Copy every line of the records below word for word, leaving out the pictures.
___ DATA PROVIDED ___
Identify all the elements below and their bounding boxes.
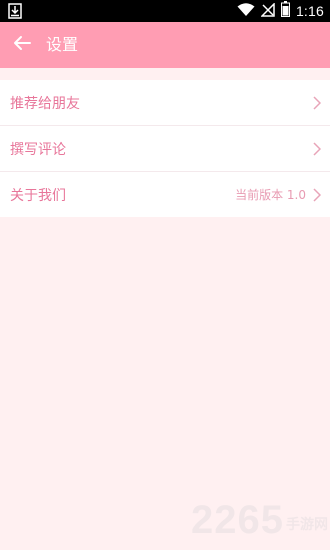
settings-list: 推荐给朋友 撰写评论 关于我们 当前版本 1.0 <box>0 80 330 217</box>
settings-item-recommend[interactable]: 推荐给朋友 <box>0 80 330 126</box>
settings-item-label: 撰写评论 <box>10 141 66 158</box>
chevron-right-icon <box>312 187 322 203</box>
status-bar: 1:16 <box>0 0 330 22</box>
watermark-suffix: 手游网 <box>286 517 328 533</box>
app-bar: 设置 <box>0 22 330 68</box>
back-button[interactable] <box>8 31 36 59</box>
version-text: 当前版本 1.0 <box>235 188 306 202</box>
arrow-left-icon <box>13 35 31 55</box>
wifi-icon <box>237 2 255 21</box>
status-time: 1:16 <box>295 3 324 19</box>
chevron-right-icon <box>312 95 322 111</box>
watermark-number: 2265 <box>191 498 284 542</box>
page-title: 设置 <box>46 35 79 54</box>
settings-item-review[interactable]: 撰写评论 <box>0 126 330 172</box>
settings-item-label: 关于我们 <box>10 187 66 204</box>
download-icon <box>8 3 22 19</box>
no-sim-icon <box>260 1 275 21</box>
settings-item-about[interactable]: 关于我们 当前版本 1.0 <box>0 172 330 217</box>
settings-item-label: 推荐给朋友 <box>10 95 80 112</box>
battery-icon <box>280 1 290 21</box>
chevron-right-icon <box>312 141 322 157</box>
watermark-logo: 2265 手游网 <box>191 500 328 540</box>
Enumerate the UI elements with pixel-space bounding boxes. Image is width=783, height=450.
___
- **THE OUTPUT**
Identify all the elements below and their bounding boxes.
settings-list: 推荐给朋友 撰写评论 关于我们 当前版本 1.0 <box>0 80 330 217</box>
settings-item-recommend[interactable]: 推荐给朋友 <box>0 80 330 126</box>
settings-item-label: 撰写评论 <box>10 141 66 158</box>
chevron-right-icon <box>312 187 322 203</box>
status-bar: 1:16 <box>0 0 330 22</box>
watermark-suffix: 手游网 <box>286 517 328 533</box>
app-bar: 设置 <box>0 22 330 68</box>
back-button[interactable] <box>8 31 36 59</box>
version-text: 当前版本 1.0 <box>235 188 306 202</box>
arrow-left-icon <box>13 35 31 55</box>
wifi-icon <box>237 2 255 21</box>
status-time: 1:16 <box>295 3 324 19</box>
chevron-right-icon <box>312 95 322 111</box>
watermark-number: 2265 <box>191 498 284 542</box>
page-title: 设置 <box>46 35 79 54</box>
settings-item-review[interactable]: 撰写评论 <box>0 126 330 172</box>
settings-item-label: 关于我们 <box>10 187 66 204</box>
download-icon <box>8 3 22 19</box>
no-sim-icon <box>260 1 275 21</box>
settings-item-about[interactable]: 关于我们 当前版本 1.0 <box>0 172 330 217</box>
settings-item-label: 推荐给朋友 <box>10 95 80 112</box>
battery-icon <box>280 1 290 21</box>
chevron-right-icon <box>312 141 322 157</box>
watermark-logo: 2265 手游网 <box>191 500 328 540</box>
Enumerate the UI elements with pixel-space bounding boxes. Image is width=783, height=450.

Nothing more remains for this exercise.